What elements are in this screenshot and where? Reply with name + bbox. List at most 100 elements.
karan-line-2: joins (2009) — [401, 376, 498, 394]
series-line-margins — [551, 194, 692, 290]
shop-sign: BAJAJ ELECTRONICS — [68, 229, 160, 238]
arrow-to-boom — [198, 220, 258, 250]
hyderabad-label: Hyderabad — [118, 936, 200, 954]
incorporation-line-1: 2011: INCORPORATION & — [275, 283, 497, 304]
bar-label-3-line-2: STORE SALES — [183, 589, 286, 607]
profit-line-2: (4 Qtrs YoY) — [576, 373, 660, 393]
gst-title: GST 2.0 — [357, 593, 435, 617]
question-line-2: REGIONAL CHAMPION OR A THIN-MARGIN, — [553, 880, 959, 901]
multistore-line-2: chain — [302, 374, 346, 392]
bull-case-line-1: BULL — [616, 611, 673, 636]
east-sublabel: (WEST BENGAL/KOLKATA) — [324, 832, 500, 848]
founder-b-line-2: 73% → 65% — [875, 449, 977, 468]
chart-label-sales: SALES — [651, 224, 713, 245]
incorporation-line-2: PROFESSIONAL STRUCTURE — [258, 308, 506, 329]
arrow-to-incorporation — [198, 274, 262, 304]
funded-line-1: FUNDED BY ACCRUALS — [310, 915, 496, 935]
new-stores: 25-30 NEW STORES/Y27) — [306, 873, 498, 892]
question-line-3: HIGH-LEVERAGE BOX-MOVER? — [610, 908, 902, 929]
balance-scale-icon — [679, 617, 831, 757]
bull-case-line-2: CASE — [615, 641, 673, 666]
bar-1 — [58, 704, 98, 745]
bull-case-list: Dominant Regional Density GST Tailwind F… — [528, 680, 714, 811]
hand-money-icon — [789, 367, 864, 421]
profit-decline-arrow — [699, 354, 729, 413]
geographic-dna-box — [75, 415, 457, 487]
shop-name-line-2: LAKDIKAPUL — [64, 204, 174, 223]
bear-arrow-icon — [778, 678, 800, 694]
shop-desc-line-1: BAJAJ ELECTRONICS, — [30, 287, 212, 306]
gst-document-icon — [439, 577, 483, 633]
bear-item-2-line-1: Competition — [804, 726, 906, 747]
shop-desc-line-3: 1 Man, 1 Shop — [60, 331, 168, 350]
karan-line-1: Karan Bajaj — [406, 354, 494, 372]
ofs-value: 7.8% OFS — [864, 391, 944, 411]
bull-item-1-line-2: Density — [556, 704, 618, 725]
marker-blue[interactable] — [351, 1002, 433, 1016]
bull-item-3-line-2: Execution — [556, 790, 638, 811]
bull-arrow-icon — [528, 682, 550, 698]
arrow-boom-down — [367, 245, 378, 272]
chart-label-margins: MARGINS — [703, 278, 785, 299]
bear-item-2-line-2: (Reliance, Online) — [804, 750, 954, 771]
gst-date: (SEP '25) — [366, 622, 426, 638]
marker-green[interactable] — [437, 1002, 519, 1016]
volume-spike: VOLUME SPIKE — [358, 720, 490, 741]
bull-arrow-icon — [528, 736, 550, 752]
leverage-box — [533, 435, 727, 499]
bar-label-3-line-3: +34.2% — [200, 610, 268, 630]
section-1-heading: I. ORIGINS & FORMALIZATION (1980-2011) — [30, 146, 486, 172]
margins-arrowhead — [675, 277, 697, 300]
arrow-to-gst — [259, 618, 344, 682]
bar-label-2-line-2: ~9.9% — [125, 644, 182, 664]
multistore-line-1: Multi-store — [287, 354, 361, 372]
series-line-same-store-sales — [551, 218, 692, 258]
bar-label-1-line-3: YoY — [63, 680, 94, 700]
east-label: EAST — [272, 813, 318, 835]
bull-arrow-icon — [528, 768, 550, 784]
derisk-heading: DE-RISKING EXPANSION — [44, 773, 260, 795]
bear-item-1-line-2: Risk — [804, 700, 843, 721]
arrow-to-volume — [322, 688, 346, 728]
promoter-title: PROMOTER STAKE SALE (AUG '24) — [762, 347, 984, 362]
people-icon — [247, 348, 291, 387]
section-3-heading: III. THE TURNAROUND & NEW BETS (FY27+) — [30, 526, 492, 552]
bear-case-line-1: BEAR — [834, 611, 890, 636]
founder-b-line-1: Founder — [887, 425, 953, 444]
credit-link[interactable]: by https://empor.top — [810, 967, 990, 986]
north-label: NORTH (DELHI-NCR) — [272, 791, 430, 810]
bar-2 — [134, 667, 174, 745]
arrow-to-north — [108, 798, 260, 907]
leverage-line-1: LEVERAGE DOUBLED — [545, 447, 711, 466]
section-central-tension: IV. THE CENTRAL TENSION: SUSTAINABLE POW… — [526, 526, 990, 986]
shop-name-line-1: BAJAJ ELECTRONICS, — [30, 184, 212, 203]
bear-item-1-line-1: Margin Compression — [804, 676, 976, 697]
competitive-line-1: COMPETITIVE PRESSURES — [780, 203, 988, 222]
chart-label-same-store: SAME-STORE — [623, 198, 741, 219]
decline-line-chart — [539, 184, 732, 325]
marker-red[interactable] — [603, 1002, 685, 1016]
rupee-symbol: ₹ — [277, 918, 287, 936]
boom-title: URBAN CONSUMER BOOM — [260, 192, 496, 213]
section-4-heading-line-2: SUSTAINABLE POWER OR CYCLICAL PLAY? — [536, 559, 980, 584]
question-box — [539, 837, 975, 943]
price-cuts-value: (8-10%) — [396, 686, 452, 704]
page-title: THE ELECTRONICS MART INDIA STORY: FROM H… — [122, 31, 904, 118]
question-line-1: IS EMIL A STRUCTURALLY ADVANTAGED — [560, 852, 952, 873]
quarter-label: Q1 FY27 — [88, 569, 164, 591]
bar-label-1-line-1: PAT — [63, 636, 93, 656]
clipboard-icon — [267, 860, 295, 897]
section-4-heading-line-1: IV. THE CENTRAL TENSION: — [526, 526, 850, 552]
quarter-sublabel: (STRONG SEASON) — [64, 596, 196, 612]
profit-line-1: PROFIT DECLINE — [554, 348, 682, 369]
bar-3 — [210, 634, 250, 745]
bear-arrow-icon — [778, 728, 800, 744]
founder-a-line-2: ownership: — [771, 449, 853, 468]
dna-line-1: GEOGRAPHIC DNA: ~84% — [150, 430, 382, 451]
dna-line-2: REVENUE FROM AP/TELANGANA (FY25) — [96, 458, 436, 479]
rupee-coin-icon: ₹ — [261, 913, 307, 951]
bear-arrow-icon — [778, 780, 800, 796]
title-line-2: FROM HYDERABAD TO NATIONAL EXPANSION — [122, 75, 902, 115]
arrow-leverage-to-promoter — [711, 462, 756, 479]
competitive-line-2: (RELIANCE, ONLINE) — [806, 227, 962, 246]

■ **Work required**:
Reproduce every line of the records above verbatim, keeping each character unchanged.

■ **Solution to this task**:
What elements are in this screenshot and where? Reply with name + bbox. List at most 100 elements.
karan-line-2: joins (2009) — [401, 376, 498, 394]
series-line-margins — [551, 194, 692, 290]
shop-sign: BAJAJ ELECTRONICS — [68, 229, 160, 238]
arrow-to-boom — [198, 220, 258, 250]
hyderabad-label: Hyderabad — [118, 936, 200, 954]
incorporation-line-1: 2011: INCORPORATION & — [275, 283, 497, 304]
bar-label-3-line-2: STORE SALES — [183, 589, 286, 607]
profit-line-2: (4 Qtrs YoY) — [576, 373, 660, 393]
gst-title: GST 2.0 — [357, 593, 435, 617]
question-line-2: REGIONAL CHAMPION OR A THIN-MARGIN, — [553, 880, 959, 901]
multistore-line-2: chain — [302, 374, 346, 392]
bull-case-line-1: BULL — [616, 611, 673, 636]
east-sublabel: (WEST BENGAL/KOLKATA) — [324, 832, 500, 848]
founder-b-line-2: 73% → 65% — [875, 449, 977, 468]
chart-label-sales: SALES — [651, 224, 713, 245]
incorporation-line-2: PROFESSIONAL STRUCTURE — [258, 308, 506, 329]
arrow-to-incorporation — [198, 274, 262, 304]
funded-line-1: FUNDED BY ACCRUALS — [310, 915, 496, 935]
new-stores: 25-30 NEW STORES/Y27) — [306, 873, 498, 892]
question-line-3: HIGH-LEVERAGE BOX-MOVER? — [610, 908, 902, 929]
balance-scale-icon — [679, 617, 831, 757]
bull-case-line-2: CASE — [615, 641, 673, 666]
bar-1 — [58, 704, 98, 745]
bull-case-list: Dominant Regional Density GST Tailwind F… — [528, 680, 714, 811]
hand-money-icon — [789, 367, 864, 421]
profit-decline-arrow — [699, 354, 729, 413]
geographic-dna-box — [75, 415, 457, 487]
shop-name-line-2: LAKDIKAPUL — [64, 204, 174, 223]
bear-arrow-icon — [778, 678, 800, 694]
shop-desc-line-1: BAJAJ ELECTRONICS, — [30, 287, 212, 306]
gst-document-icon — [439, 577, 483, 633]
bear-item-2-line-1: Competition — [804, 726, 906, 747]
shop-desc-line-3: 1 Man, 1 Shop — [60, 331, 168, 350]
karan-line-1: Karan Bajaj — [406, 354, 494, 372]
ofs-value: 7.8% OFS — [864, 391, 944, 411]
bull-item-1-line-2: Density — [556, 704, 618, 725]
marker-blue[interactable] — [351, 1002, 433, 1016]
bull-item-3-line-2: Execution — [556, 790, 638, 811]
bull-arrow-icon — [528, 682, 550, 698]
arrow-boom-down — [367, 245, 378, 272]
chart-label-margins: MARGINS — [703, 278, 785, 299]
bear-item-2-line-2: (Reliance, Online) — [804, 750, 954, 771]
gst-date: (SEP '25) — [366, 622, 426, 638]
marker-green[interactable] — [437, 1002, 519, 1016]
volume-spike: VOLUME SPIKE — [358, 720, 490, 741]
bull-arrow-icon — [528, 736, 550, 752]
leverage-box — [533, 435, 727, 499]
bar-label-3-line-3: +34.2% — [200, 610, 268, 630]
section-1-heading: I. ORIGINS & FORMALIZATION (1980-2011) — [30, 146, 486, 172]
margins-arrowhead — [675, 277, 697, 300]
arrow-to-gst — [259, 618, 344, 682]
bar-label-2-line-2: ~9.9% — [125, 644, 182, 664]
multistore-line-1: Multi-store — [287, 354, 361, 372]
series-line-same-store-sales — [551, 218, 692, 258]
bar-label-1-line-3: YoY — [63, 680, 94, 700]
east-label: EAST — [272, 813, 318, 835]
bull-arrow-icon — [528, 768, 550, 784]
derisk-heading: DE-RISKING EXPANSION — [44, 773, 260, 795]
bear-item-1-line-2: Risk — [804, 700, 843, 721]
arrow-to-volume — [322, 688, 346, 728]
promoter-title: PROMOTER STAKE SALE (AUG '24) — [762, 347, 984, 362]
people-icon — [247, 348, 291, 387]
section-3-heading: III. THE TURNAROUND & NEW BETS (FY27+) — [30, 526, 492, 552]
bear-case-line-1: BEAR — [834, 611, 890, 636]
founder-b-line-1: Founder — [887, 425, 953, 444]
credit-link[interactable]: by https://empor.top — [810, 967, 990, 986]
north-label: NORTH (DELHI-NCR) — [272, 791, 430, 810]
bar-2 — [134, 667, 174, 745]
arrow-to-north — [108, 798, 260, 907]
leverage-line-1: LEVERAGE DOUBLED — [545, 447, 711, 466]
section-central-tension: IV. THE CENTRAL TENSION: SUSTAINABLE POW… — [526, 526, 990, 986]
shop-name-line-1: BAJAJ ELECTRONICS, — [30, 184, 212, 203]
bear-item-1-line-1: Margin Compression — [804, 676, 976, 697]
competitive-line-1: COMPETITIVE PRESSURES — [780, 203, 988, 222]
chart-label-same-store: SAME-STORE — [623, 198, 741, 219]
decline-line-chart — [539, 184, 732, 325]
marker-red[interactable] — [603, 1002, 685, 1016]
rupee-symbol: ₹ — [277, 918, 287, 936]
boom-title: URBAN CONSUMER BOOM — [260, 192, 496, 213]
section-4-heading-line-2: SUSTAINABLE POWER OR CYCLICAL PLAY? — [536, 559, 980, 584]
question-box — [539, 837, 975, 943]
price-cuts-value: (8-10%) — [396, 686, 452, 704]
page-title: THE ELECTRONICS MART INDIA STORY: FROM H… — [122, 31, 904, 118]
question-line-1: IS EMIL A STRUCTURALLY ADVANTAGED — [560, 852, 952, 873]
quarter-label: Q1 FY27 — [88, 569, 164, 591]
bar-label-1-line-1: PAT — [63, 636, 93, 656]
clipboard-icon — [267, 860, 295, 897]
section-4-heading-line-1: IV. THE CENTRAL TENSION: — [526, 526, 850, 552]
quarter-sublabel: (STRONG SEASON) — [64, 596, 196, 612]
profit-line-1: PROFIT DECLINE — [554, 348, 682, 369]
bar-3 — [210, 634, 250, 745]
bear-arrow-icon — [778, 728, 800, 744]
founder-a-line-2: ownership: — [771, 449, 853, 468]
dna-line-1: GEOGRAPHIC DNA: ~84% — [150, 430, 382, 451]
dna-line-2: REVENUE FROM AP/TELANGANA (FY25) — [96, 458, 436, 479]
rupee-coin-icon: ₹ — [261, 913, 307, 951]
bear-arrow-icon — [778, 780, 800, 796]
title-line-2: FROM HYDERABAD TO NATIONAL EXPANSION — [122, 75, 902, 115]
arrow-leverage-to-promoter — [711, 462, 756, 479]
competitive-line-2: (RELIANCE, ONLINE) — [806, 227, 962, 246]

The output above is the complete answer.